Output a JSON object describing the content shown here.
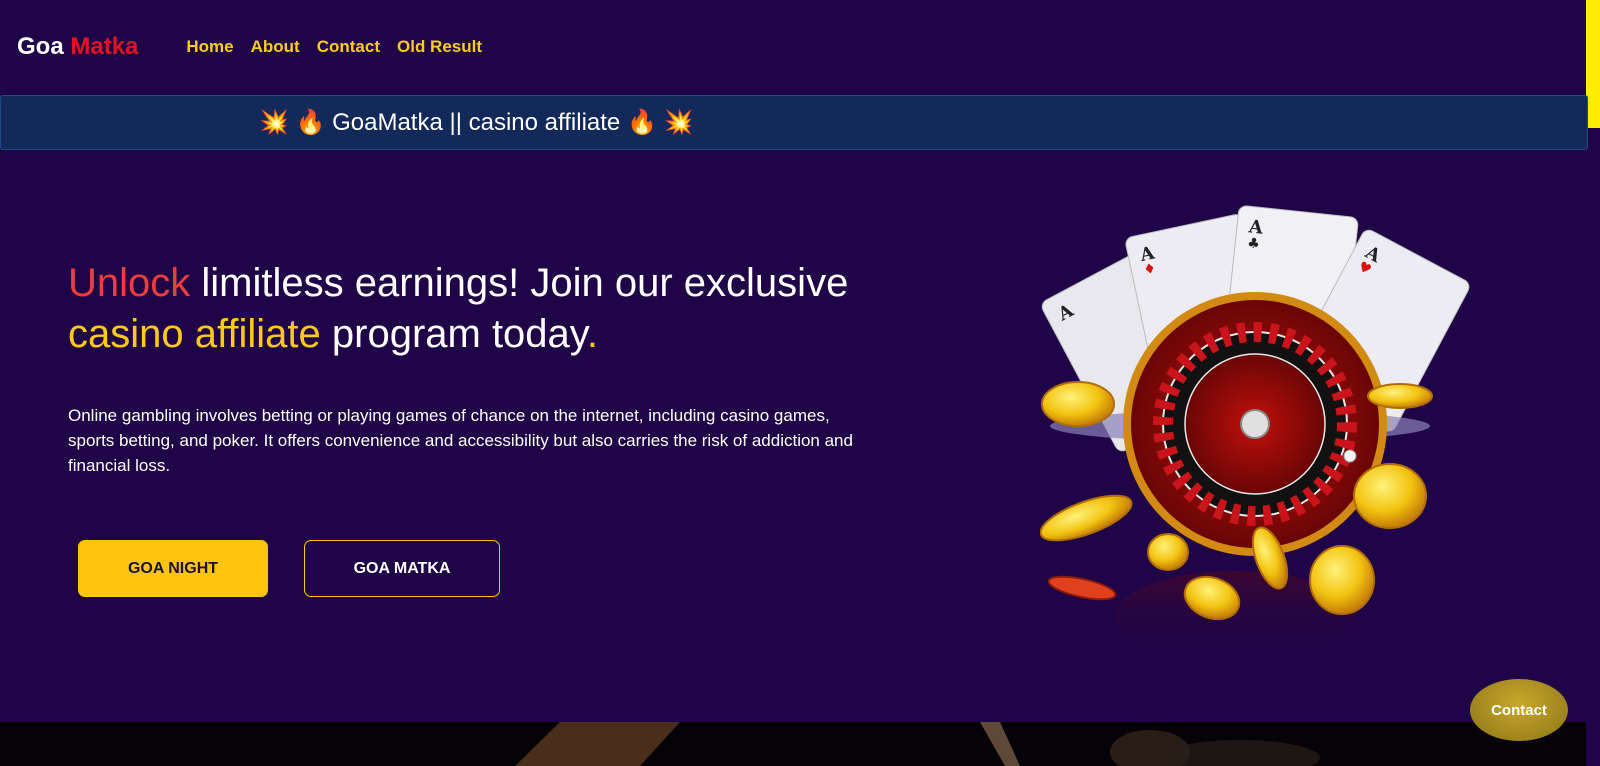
{
  "logo": {
    "part1": "Goa",
    "part2": "Matka"
  },
  "nav": {
    "items": [
      {
        "label": "Home"
      },
      {
        "label": "About"
      },
      {
        "label": "Contact"
      },
      {
        "label": "Old Result"
      }
    ]
  },
  "marquee": {
    "text": "💥 🔥 GoaMatka || casino affiliate 🔥 💥"
  },
  "hero": {
    "title": {
      "w1": "Unlock",
      "w2": " limitless earnings! Join our exclusive ",
      "w3": "casino affiliate",
      "w4": " program today",
      "w5": "."
    },
    "description": "Online gambling involves betting or playing games of chance on the internet, including casino games, sports betting, and poker. It offers convenience and accessibility but also carries the risk of addiction and financial loss."
  },
  "buttons": {
    "goa_night": "GOA NIGHT",
    "goa_matka": "GOA MATKA"
  },
  "contact_fab": "Contact",
  "colors": {
    "background": "#1f0447",
    "nav_gold": "#ffcc1a",
    "primary_button": "#ffc40c",
    "accent_red": "#ef3d3d",
    "marquee_bg": "#13295a"
  },
  "illustration": {
    "icon": "casino-roulette-illustration"
  }
}
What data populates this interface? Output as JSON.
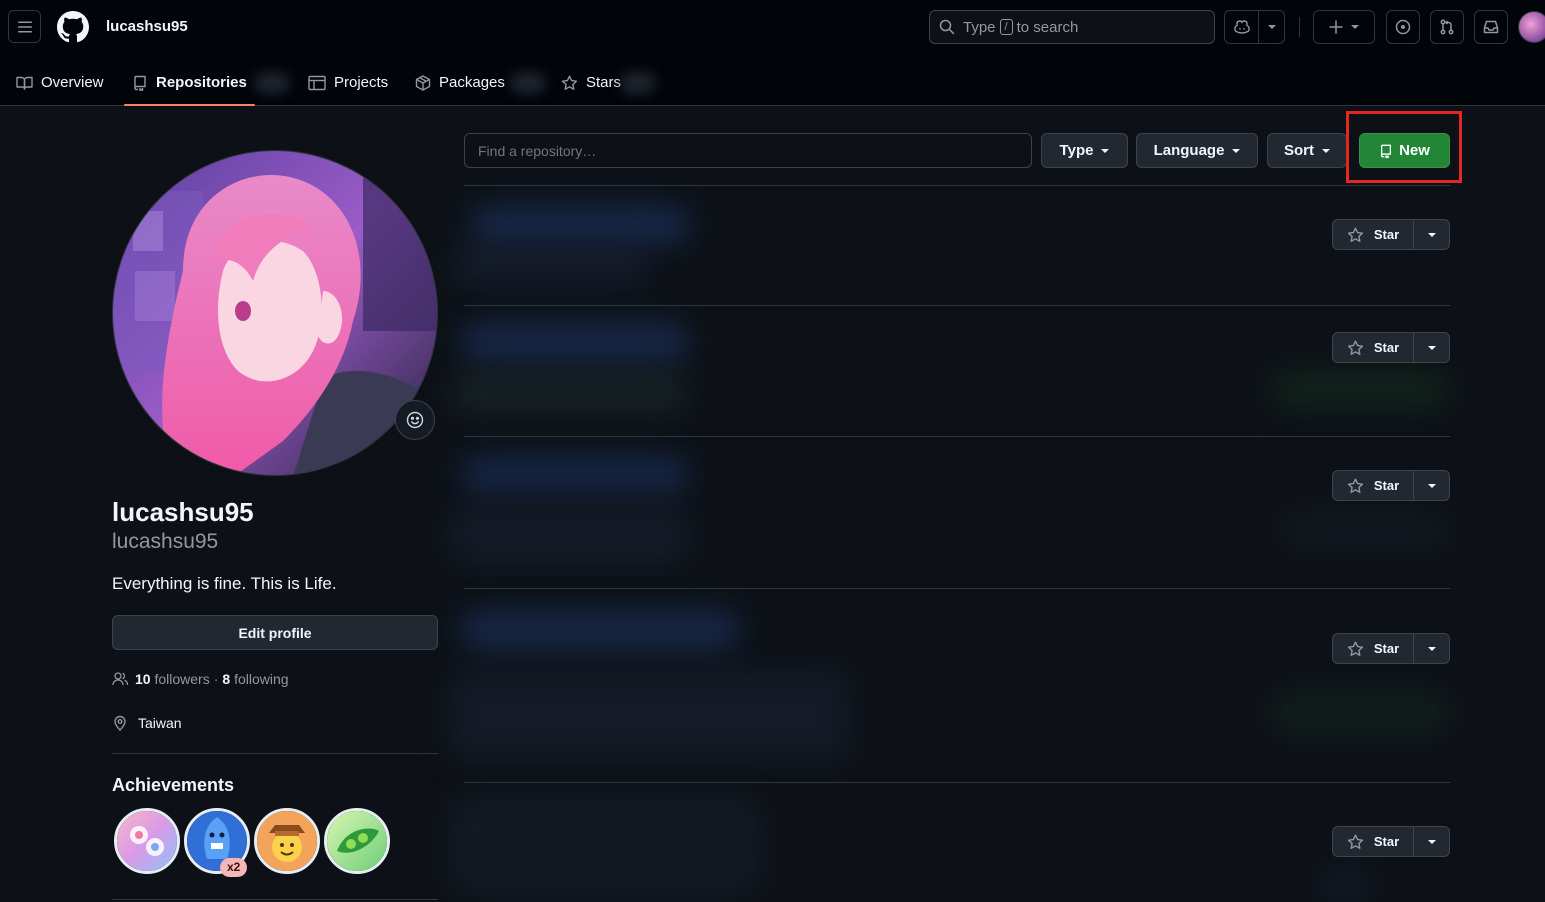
{
  "header": {
    "context_name": "lucashsu95",
    "search": {
      "prefix": "Type",
      "key": "/",
      "suffix": "to search"
    }
  },
  "tabs": [
    {
      "label": "Overview",
      "icon": "book-icon"
    },
    {
      "label": "Repositories",
      "icon": "repo-icon",
      "selected": true
    },
    {
      "label": "Projects",
      "icon": "table-icon"
    },
    {
      "label": "Packages",
      "icon": "package-icon"
    },
    {
      "label": "Stars",
      "icon": "star-icon"
    }
  ],
  "profile": {
    "name": "lucashsu95",
    "login": "lucashsu95",
    "bio": "Everything is fine. This is Life.",
    "edit_label": "Edit profile",
    "followers_count": "10",
    "followers_label": "followers",
    "separator": "·",
    "following_count": "8",
    "following_label": "following",
    "location": "Taiwan",
    "achievements_title": "Achievements",
    "achievements": [
      {
        "name": "YOLO"
      },
      {
        "name": "Pull Shark",
        "multiplier": "x2"
      },
      {
        "name": "Quickdraw"
      },
      {
        "name": "Pair Extraordinaire"
      }
    ]
  },
  "repo_filters": {
    "find_placeholder": "Find a repository…",
    "type_label": "Type",
    "language_label": "Language",
    "sort_label": "Sort",
    "new_label": "New"
  },
  "repos": [
    {
      "star_label": "Star"
    },
    {
      "star_label": "Star"
    },
    {
      "star_label": "Star"
    },
    {
      "star_label": "Star"
    },
    {
      "star_label": "Star"
    }
  ],
  "colors": {
    "background": "#0d1117",
    "header": "#010409",
    "accent_tab": "#f78166",
    "new_button": "#238636",
    "highlight_box": "#e0281e"
  }
}
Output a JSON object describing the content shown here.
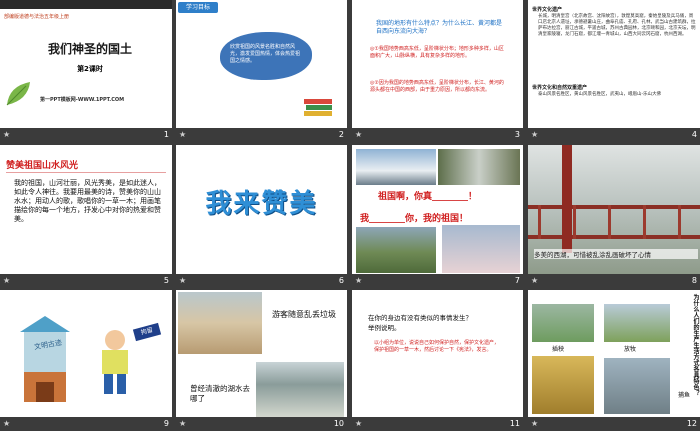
{
  "slides": [
    {
      "num": "1",
      "publisher": "部编版道德与法治五年级上册",
      "title": "我们神圣的国土",
      "subtitle": "第2课时",
      "site": "第一PPT模板网-WWW.1PPT.COM"
    },
    {
      "num": "2",
      "label": "学习目标",
      "text": "欣赏祖国的风景名胜和自然风光，激发爱国热情，体会热爱祖国之情感。"
    },
    {
      "num": "3",
      "question": "我国的地形有什么特点？为什么长江、黄河都是自西向东流向大海？",
      "answer1": "◎①我国地势西高东低，呈阶梯状分布；地形多种多样，山区面积广大，山脉纵横，具有复杂多样的地形。",
      "answer2": "◎②因为我国的地势西高东低，呈阶梯状分布，长江、黄河的源头都在中国的西部，由于重力原因，所以都向东流。"
    },
    {
      "num": "4",
      "h1": "世界文化遗产",
      "p1": "长城，明清皇宫（北京故宫、沈阳故宫），敦煌莫高窟，秦始皇陵及兵马俑，周口店北京人遗址，承德避暑山庄，曲阜孔庙、孔府、孔林，武当山古建筑群，拉萨布达拉宫，丽江古城，平遥古城，苏州古典园林，北京颐和园，北京天坛，明清皇家陵寝，龙门石窟，都江堰一青城山，山西大同云冈石窟，杭州西湖。",
      "h2": "世界文化和自然双重遗产",
      "p2": "泰山风景名胜区，黄山风景名胜区，武夷山，峨眉山-乐山大佛"
    },
    {
      "num": "5",
      "heading": "赞美祖国山水风光",
      "body": "我的祖国，山河壮丽，风光秀美，是如此迷人，如此令人神往。我要用最美的诗，赞美你的山山水水；用动人的歌，歌唱你的一草一木；用画笔描绘你的每一个地方，抒发心中对你的热爱和赞美。"
    },
    {
      "num": "6",
      "big": "我来赞美"
    },
    {
      "num": "7",
      "line1": "祖国啊，你真________！",
      "line2": "我________你，我的祖国！"
    },
    {
      "num": "8",
      "caption": "多美的西湖，可惜被乱涂乱画破坏了心情"
    },
    {
      "num": "9",
      "wall": "文明古迹",
      "sign": "拘留"
    },
    {
      "num": "10",
      "top": "游客随意乱丢垃圾",
      "bottom": "曾经清澈的湖水去哪了"
    },
    {
      "num": "11",
      "q1": "在你的身边有没有类似的事情发生？",
      "q2": "举例说明。",
      "a": "以小组为单位，说说自己如何保护自然，保护文化遗产，保护祖国的一草一木，然后讨论一下《宪法》，发言。"
    },
    {
      "num": "12",
      "vert": "为什么人们的生产生活方式各具特色？",
      "cap1": "插秧",
      "cap2": "放牧",
      "cap3": "捕鱼"
    }
  ],
  "colors": {
    "accent_red": "#d01f1f",
    "accent_blue": "#1a6fc4",
    "bg": "#3b3b3b"
  }
}
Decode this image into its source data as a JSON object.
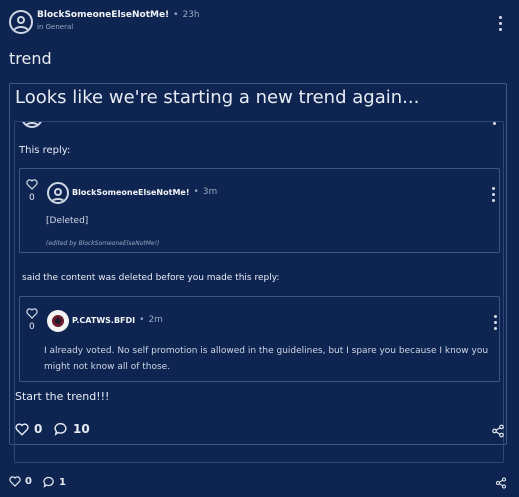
{
  "post": {
    "author": "BlockSomeoneElseNotMe!",
    "separator": "•",
    "time": "23h",
    "category": "in General",
    "title": "trend",
    "likes": "0",
    "comments": "1"
  },
  "quote": {
    "heading": "Looks like we're starting a new trend again...",
    "intro": "This reply:",
    "middle": "said the content was deleted before you made this reply:",
    "footer": "Start the trend!!!",
    "likes": "0",
    "comments": "10"
  },
  "reply1": {
    "votes": "0",
    "author": "BlockSomeoneElseNotMe!",
    "separator": "•",
    "time": "3m",
    "body": "[Deleted]",
    "edited": "(edited by BlockSomeoneElseNotMe!)"
  },
  "reply2": {
    "votes": "0",
    "author": "P.CATWS.BFDI",
    "separator": "•",
    "time": "2m",
    "body": "I already voted. No self promotion is allowed in the guidelines, but I spare you because I know you might not know all of those."
  },
  "colors": {
    "background": "#0e2552",
    "border": "#3d5688",
    "text": "#e8ecf4"
  }
}
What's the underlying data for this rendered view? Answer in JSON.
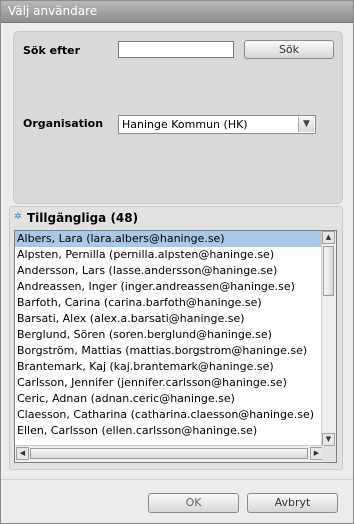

= = = =

**STATED EXERCISE:** Every entry must be written out exactly, with all pictures left out.

**COMPLETE ANSWER:**
Output a JSON object describing the content shown here.
{
  "logo": {
    "part1": "Goa",
    "part2": "Matka"
  },
  "nav": {
    "items": [
      {
        "label": "Home"
      },
      {
        "label": "About"
      },
      {
        "label": "Contact"
      },
      {
        "label": "Old Result"
      }
    ]
  },
  "marquee": {
    "text": "💥 🔥 GoaMatka || casino affiliate 🔥 💥"
  },
  "hero": {
    "title": {
      "w1": "Unlock",
      "w2": " limitless earnings! Join our exclusive ",
      "w3": "casino affiliate",
      "w4": " program today",
      "w5": "."
    },
    "description": "Online gambling involves betting or playing games of chance on the internet, including casino games, sports betting, and poker. It offers convenience and accessibility but also carries the risk of addiction and financial loss."
  },
  "buttons": {
    "goa_night": "GOA NIGHT",
    "goa_matka": "GOA MATKA"
  },
  "contact_fab": "Contact",
  "colors": {
    "background": "#1f0447",
    "nav_gold": "#ffcc1a",
    "primary_button": "#ffc40c",
    "accent_red": "#ef3d3d",
    "marquee_bg": "#13295a"
  },
  "illustration": {
    "icon": "casino-roulette-illustration"
  }
}
What data populates this interface? Output as JSON.
{
  "header": {
    "context_name": "lucashsu95",
    "search": {
      "prefix": "Type",
      "key": "/",
      "suffix": "to search"
    }
  },
  "tabs": [
    {
      "label": "Overview",
      "icon": "book-icon"
    },
    {
      "label": "Repositories",
      "icon": "repo-icon",
      "selected": true
    },
    {
      "label": "Projects",
      "icon": "table-icon"
    },
    {
      "label": "Packages",
      "icon": "package-icon"
    },
    {
      "label": "Stars",
      "icon": "star-icon"
    }
  ],
  "profile": {
    "name": "lucashsu95",
    "login": "lucashsu95",
    "bio": "Everything is fine. This is Life.",
    "edit_label": "Edit profile",
    "followers_count": "10",
    "followers_label": "followers",
    "separator": "·",
    "following_count": "8",
    "following_label": "following",
    "location": "Taiwan",
    "achievements_title": "Achievements",
    "achievements": [
      {
        "name": "YOLO"
      },
      {
        "name": "Pull Shark",
        "multiplier": "x2"
      },
      {
        "name": "Quickdraw"
      },
      {
        "name": "Pair Extraordinaire"
      }
    ]
  },
  "repo_filters": {
    "find_placeholder": "Find a repository…",
    "type_label": "Type",
    "language_label": "Language",
    "sort_label": "Sort",
    "new_label": "New"
  },
  "repos": [
    {
      "star_label": "Star"
    },
    {
      "star_label": "Star"
    },
    {
      "star_label": "Star"
    },
    {
      "star_label": "Star"
    },
    {
      "star_label": "Star"
    }
  ],
  "colors": {
    "background": "#0d1117",
    "header": "#010409",
    "accent_tab": "#f78166",
    "new_button": "#238636",
    "highlight_box": "#e0281e"
  }
}
Output a JSON object describing the content shown here.
{
  "slides": [
    {
      "num": "1",
      "publisher": "部编版道德与法治五年级上册",
      "title": "我们神圣的国土",
      "subtitle": "第2课时",
      "site": "第一PPT模板网-WWW.1PPT.COM"
    },
    {
      "num": "2",
      "label": "学习目标",
      "text": "欣赏祖国的风景名胜和自然风光，激发爱国热情，体会热爱祖国之情感。"
    },
    {
      "num": "3",
      "question": "我国的地形有什么特点？为什么长江、黄河都是自西向东流向大海？",
      "answer1": "◎①我国地势西高东低，呈阶梯状分布；地形多种多样，山区面积广大，山脉纵横，具有复杂多样的地形。",
      "answer2": "◎②因为我国的地势西高东低，呈阶梯状分布，长江、黄河的源头都在中国的西部，由于重力原因，所以都向东流。"
    },
    {
      "num": "4",
      "h1": "世界文化遗产",
      "p1": "长城，明清皇宫（北京故宫、沈阳故宫），敦煌莫高窟，秦始皇陵及兵马俑，周口店北京人遗址，承德避暑山庄，曲阜孔庙、孔府、孔林，武当山古建筑群，拉萨布达拉宫，丽江古城，平遥古城，苏州古典园林，北京颐和园，北京天坛，明清皇家陵寝，龙门石窟，都江堰一青城山，山西大同云冈石窟，杭州西湖。",
      "h2": "世界文化和自然双重遗产",
      "p2": "泰山风景名胜区，黄山风景名胜区，武夷山，峨眉山-乐山大佛"
    },
    {
      "num": "5",
      "heading": "赞美祖国山水风光",
      "body": "我的祖国，山河壮丽，风光秀美，是如此迷人，如此令人神往。我要用最美的诗，赞美你的山山水水；用动人的歌，歌唱你的一草一木；用画笔描绘你的每一个地方，抒发心中对你的热爱和赞美。"
    },
    {
      "num": "6",
      "big": "我来赞美"
    },
    {
      "num": "7",
      "line1": "祖国啊，你真________！",
      "line2": "我________你，我的祖国！"
    },
    {
      "num": "8",
      "caption": "多美的西湖，可惜被乱涂乱画破坏了心情"
    },
    {
      "num": "9",
      "wall": "文明古迹",
      "sign": "拘留"
    },
    {
      "num": "10",
      "top": "游客随意乱丢垃圾",
      "bottom": "曾经清澈的湖水去哪了"
    },
    {
      "num": "11",
      "q1": "在你的身边有没有类似的事情发生？",
      "q2": "举例说明。",
      "a": "以小组为单位，说说自己如何保护自然，保护文化遗产，保护祖国的一草一木，然后讨论一下《宪法》，发言。"
    },
    {
      "num": "12",
      "vert": "为什么人们的生产生活方式各具特色？",
      "cap1": "插秧",
      "cap2": "放牧",
      "cap3": "捕鱼"
    }
  ],
  "colors": {
    "accent_red": "#d01f1f",
    "accent_blue": "#1a6fc4",
    "bg": "#3b3b3b"
  }
}
Decode this image into its source data as a JSON object.
{
  "post": {
    "author": "BlockSomeoneElseNotMe!",
    "separator": "•",
    "time": "23h",
    "category": "in General",
    "title": "trend",
    "likes": "0",
    "comments": "1"
  },
  "quote": {
    "heading": "Looks like we're starting a new trend again...",
    "intro": "This reply:",
    "middle": "said the content was deleted before you made this reply:",
    "footer": "Start the trend!!!",
    "likes": "0",
    "comments": "10"
  },
  "reply1": {
    "votes": "0",
    "author": "BlockSomeoneElseNotMe!",
    "separator": "•",
    "time": "3m",
    "body": "[Deleted]",
    "edited": "(edited by BlockSomeoneElseNotMe!)"
  },
  "reply2": {
    "votes": "0",
    "author": "P.CATWS.BFDI",
    "separator": "•",
    "time": "2m",
    "body": "I already voted. No self promotion is allowed in the guidelines, but I spare you because I know you might not know all of those."
  },
  "colors": {
    "background": "#0e2552",
    "border": "#3d5688",
    "text": "#e8ecf4"
  }
}
What's the underlying data for this rendered view? Answer in JSON.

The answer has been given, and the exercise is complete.